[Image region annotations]
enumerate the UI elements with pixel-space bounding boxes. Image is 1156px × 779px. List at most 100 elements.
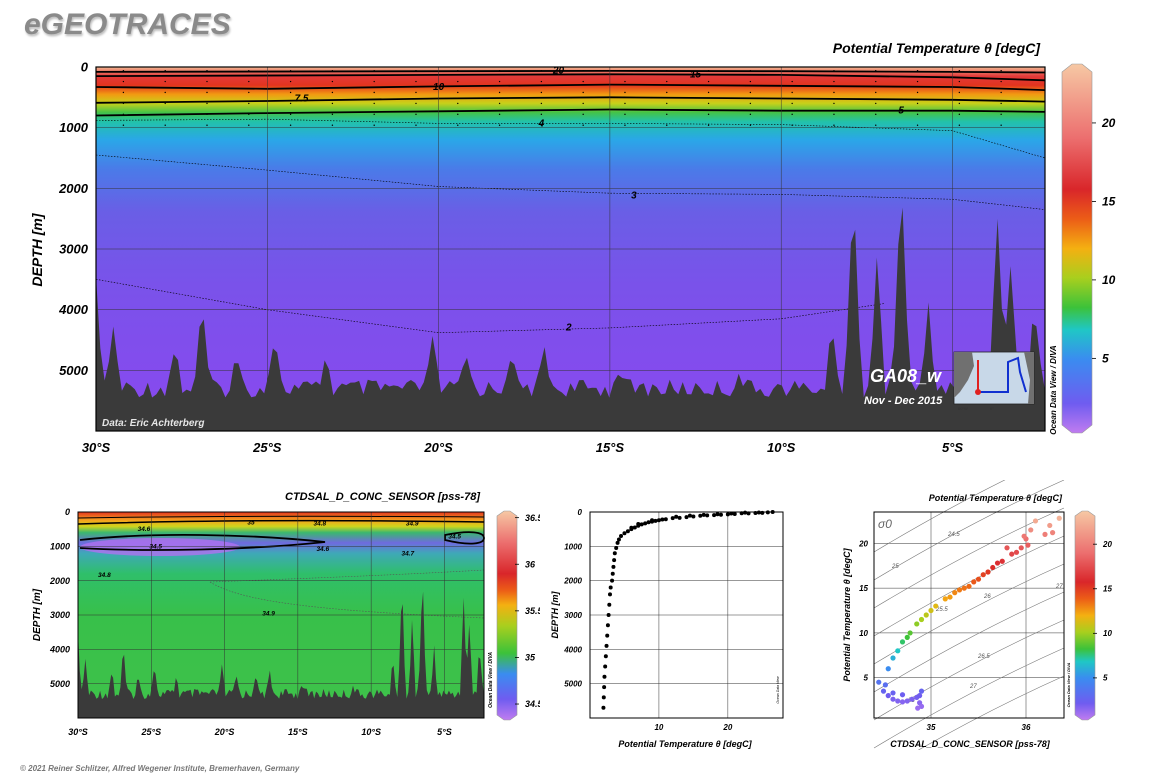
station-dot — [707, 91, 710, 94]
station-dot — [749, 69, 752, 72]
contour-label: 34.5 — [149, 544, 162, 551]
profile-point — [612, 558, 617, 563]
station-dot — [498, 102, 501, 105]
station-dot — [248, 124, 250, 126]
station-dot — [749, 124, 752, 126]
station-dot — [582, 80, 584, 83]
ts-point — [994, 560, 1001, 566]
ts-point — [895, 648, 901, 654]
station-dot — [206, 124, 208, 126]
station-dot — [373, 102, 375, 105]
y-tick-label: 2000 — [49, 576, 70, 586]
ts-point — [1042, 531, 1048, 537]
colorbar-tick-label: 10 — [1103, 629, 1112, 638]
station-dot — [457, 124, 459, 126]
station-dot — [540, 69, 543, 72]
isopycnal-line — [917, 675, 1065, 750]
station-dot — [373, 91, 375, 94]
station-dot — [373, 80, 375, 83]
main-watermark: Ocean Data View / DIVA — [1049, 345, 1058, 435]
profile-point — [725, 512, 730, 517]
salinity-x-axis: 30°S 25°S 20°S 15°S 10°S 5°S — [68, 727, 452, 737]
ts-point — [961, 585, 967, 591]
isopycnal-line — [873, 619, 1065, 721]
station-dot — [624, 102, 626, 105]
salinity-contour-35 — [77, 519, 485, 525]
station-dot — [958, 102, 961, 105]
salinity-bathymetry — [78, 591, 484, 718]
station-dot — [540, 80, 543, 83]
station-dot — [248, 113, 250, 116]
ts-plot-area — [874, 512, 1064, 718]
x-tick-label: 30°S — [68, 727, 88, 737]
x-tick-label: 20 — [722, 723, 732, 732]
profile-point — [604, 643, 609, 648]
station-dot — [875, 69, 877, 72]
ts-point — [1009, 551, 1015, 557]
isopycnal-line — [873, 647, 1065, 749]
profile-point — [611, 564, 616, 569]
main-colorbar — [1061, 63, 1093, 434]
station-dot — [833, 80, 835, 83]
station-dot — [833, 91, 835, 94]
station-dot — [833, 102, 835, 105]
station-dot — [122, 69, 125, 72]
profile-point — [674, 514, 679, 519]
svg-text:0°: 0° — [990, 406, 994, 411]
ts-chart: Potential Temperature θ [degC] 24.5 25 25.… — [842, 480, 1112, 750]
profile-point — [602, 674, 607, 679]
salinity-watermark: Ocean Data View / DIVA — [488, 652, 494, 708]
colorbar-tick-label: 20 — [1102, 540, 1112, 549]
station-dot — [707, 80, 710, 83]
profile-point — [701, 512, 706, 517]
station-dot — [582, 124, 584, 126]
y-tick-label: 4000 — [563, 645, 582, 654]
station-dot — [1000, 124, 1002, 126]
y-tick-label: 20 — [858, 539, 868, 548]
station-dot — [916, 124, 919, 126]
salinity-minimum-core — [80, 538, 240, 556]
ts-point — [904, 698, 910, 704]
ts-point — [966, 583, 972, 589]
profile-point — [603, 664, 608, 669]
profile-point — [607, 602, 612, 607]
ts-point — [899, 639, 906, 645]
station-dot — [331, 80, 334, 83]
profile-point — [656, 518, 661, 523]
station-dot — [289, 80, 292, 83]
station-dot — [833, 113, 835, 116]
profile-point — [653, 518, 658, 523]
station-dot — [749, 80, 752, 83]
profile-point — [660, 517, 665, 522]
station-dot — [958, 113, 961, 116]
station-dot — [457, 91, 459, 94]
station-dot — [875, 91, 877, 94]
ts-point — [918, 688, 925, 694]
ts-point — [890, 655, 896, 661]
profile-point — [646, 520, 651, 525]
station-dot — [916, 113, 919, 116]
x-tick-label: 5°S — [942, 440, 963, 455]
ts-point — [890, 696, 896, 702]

### WHAT THE TASK ASKS
Please copy out all of the records above word for word, leaving the pictures out.

### EXERCISE RESULT
enumerate the UI elements with pixel-space bounding boxes. Image is 1156px × 779px. List at most 100 elements.
station-dot — [707, 91, 710, 94]
station-dot — [749, 69, 752, 72]
contour-label: 34.5 — [149, 544, 162, 551]
profile-point — [612, 558, 617, 563]
station-dot — [498, 102, 501, 105]
station-dot — [248, 124, 250, 126]
station-dot — [749, 124, 752, 126]
station-dot — [582, 80, 584, 83]
ts-point — [994, 560, 1001, 566]
ts-point — [895, 648, 901, 654]
station-dot — [206, 124, 208, 126]
station-dot — [373, 102, 375, 105]
y-tick-label: 2000 — [49, 576, 70, 586]
ts-point — [1042, 531, 1048, 537]
colorbar-tick-label: 10 — [1103, 629, 1112, 638]
station-dot — [457, 124, 459, 126]
station-dot — [540, 69, 543, 72]
isopycnal-line — [917, 675, 1065, 750]
station-dot — [373, 91, 375, 94]
station-dot — [373, 80, 375, 83]
main-watermark: Ocean Data View / DIVA — [1049, 345, 1058, 435]
profile-point — [725, 512, 730, 517]
salinity-x-axis: 30°S 25°S 20°S 15°S 10°S 5°S — [68, 727, 452, 737]
ts-point — [961, 585, 967, 591]
isopycnal-line — [873, 619, 1065, 721]
station-dot — [624, 102, 626, 105]
salinity-contour-35 — [77, 519, 485, 525]
station-dot — [958, 102, 961, 105]
salinity-bathymetry — [78, 591, 484, 718]
station-dot — [540, 80, 543, 83]
station-dot — [248, 113, 250, 116]
ts-plot-area — [874, 512, 1064, 718]
x-tick-label: 30°S — [68, 727, 88, 737]
x-tick-label: 20 — [722, 723, 732, 732]
profile-point — [604, 643, 609, 648]
station-dot — [875, 69, 877, 72]
ts-point — [1009, 551, 1015, 557]
isopycnal-line — [873, 647, 1065, 749]
profile-point — [611, 564, 616, 569]
main-colorbar — [1061, 63, 1093, 434]
station-dot — [833, 80, 835, 83]
station-dot — [833, 91, 835, 94]
station-dot — [833, 102, 835, 105]
station-dot — [122, 69, 125, 72]
profile-point — [674, 514, 679, 519]
svg-text:0°: 0° — [990, 406, 994, 411]
ts-chart: Potential Temperature θ [degC] 24.5 25 25.… — [842, 480, 1112, 750]
profile-point — [602, 674, 607, 679]
salinity-watermark: Ocean Data View / DIVA — [488, 652, 494, 708]
colorbar-tick-label: 20 — [1102, 540, 1112, 549]
station-dot — [707, 80, 710, 83]
profile-point — [701, 512, 706, 517]
station-dot — [582, 124, 584, 126]
y-tick-label: 4000 — [563, 645, 582, 654]
station-dot — [1000, 124, 1002, 126]
y-tick-label: 20 — [858, 539, 868, 548]
station-dot — [916, 124, 919, 126]
salinity-minimum-core — [80, 538, 240, 556]
ts-point — [904, 698, 910, 704]
ts-point — [966, 583, 972, 589]
profile-point — [603, 664, 608, 669]
profile-point — [607, 602, 612, 607]
ts-point — [899, 639, 906, 645]
station-dot — [331, 80, 334, 83]
profile-point — [656, 518, 661, 523]
station-dot — [289, 80, 292, 83]
station-dot — [833, 113, 835, 116]
profile-point — [653, 518, 658, 523]
station-dot — [749, 80, 752, 83]
profile-point — [660, 517, 665, 522]
station-dot — [958, 113, 961, 116]
station-dot — [457, 91, 459, 94]
station-dot — [875, 91, 877, 94]
ts-point — [918, 688, 925, 694]
ts-point — [890, 655, 896, 661]
profile-point — [646, 520, 651, 525]
station-dot — [916, 113, 919, 116]
x-tick-label: 5°S — [942, 440, 963, 455]
ts-point — [890, 696, 896, 702]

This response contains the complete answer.